-- Start of DATASET CONTENT --

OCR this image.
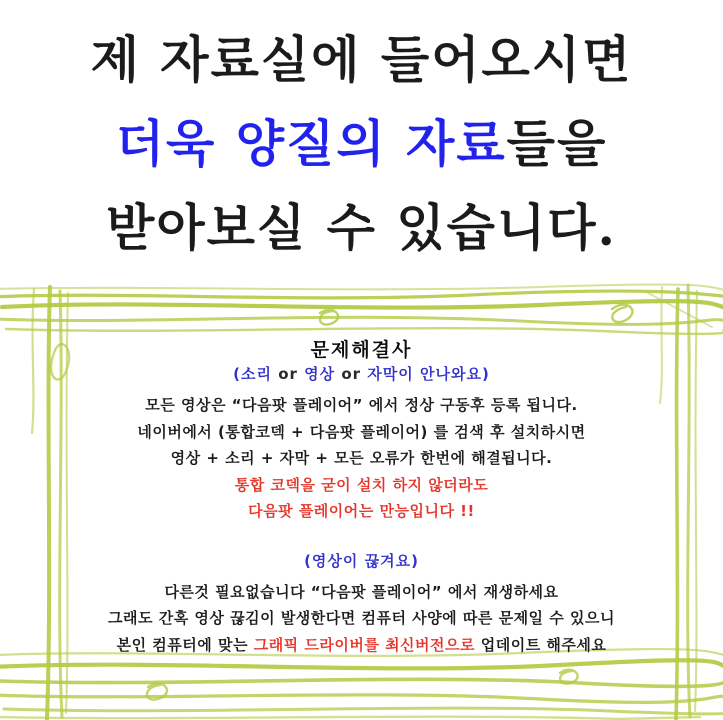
제 자료실에 들어오시면
더욱 양질의 자료들을
받아보실 수 있습니다.

문제해결사

(소리 or 영상 or 자막이 안나와요)

모든 영상은 “다음팟 플레이어” 에서 정상 구동후 등록 됩니다.

네이버에서 (통합코덱 + 다음팟 플레이어) 를 검색 후 설치하시면

영상 + 소리 + 자막 + 모든 오류가 한번에 해결됩니다.

통합 코덱을 굳이 설치 하지 않더라도

다음팟 플레이어는 만능입니다 !!

(영상이 끊겨요)

다른것 필요없습니다 “다음팟 플레이어” 에서 재생하세요

그래도 간혹 영상 끊김이 발생한다면 컴퓨터 사양에 따른 문제일 수 있으니

본인 컴퓨터에 맞는 그래픽 드라이버를 최신버전으로 업데이트 해주세요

-- End of DATASET CONTENT --

» **EXERCISE REQUIREMENTS**
Restate each entry word for word, please, but drop any images it holds.

» **CORRECT RESPONSE**
OCR this image.
제 자료실에 들어오시면
더욱 양질의 자료들을
받아보실 수 있습니다.

문제해결사

(소리 or 영상 or 자막이 안나와요)

모든 영상은 “다음팟 플레이어” 에서 정상 구동후 등록 됩니다.

네이버에서 (통합코덱 + 다음팟 플레이어) 를 검색 후 설치하시면

영상 + 소리 + 자막 + 모든 오류가 한번에 해결됩니다.

통합 코덱을 굳이 설치 하지 않더라도

다음팟 플레이어는 만능입니다 !!

(영상이 끊겨요)

다른것 필요없습니다 “다음팟 플레이어” 에서 재생하세요

그래도 간혹 영상 끊김이 발생한다면 컴퓨터 사양에 따른 문제일 수 있으니

본인 컴퓨터에 맞는 그래픽 드라이버를 최신버전으로 업데이트 해주세요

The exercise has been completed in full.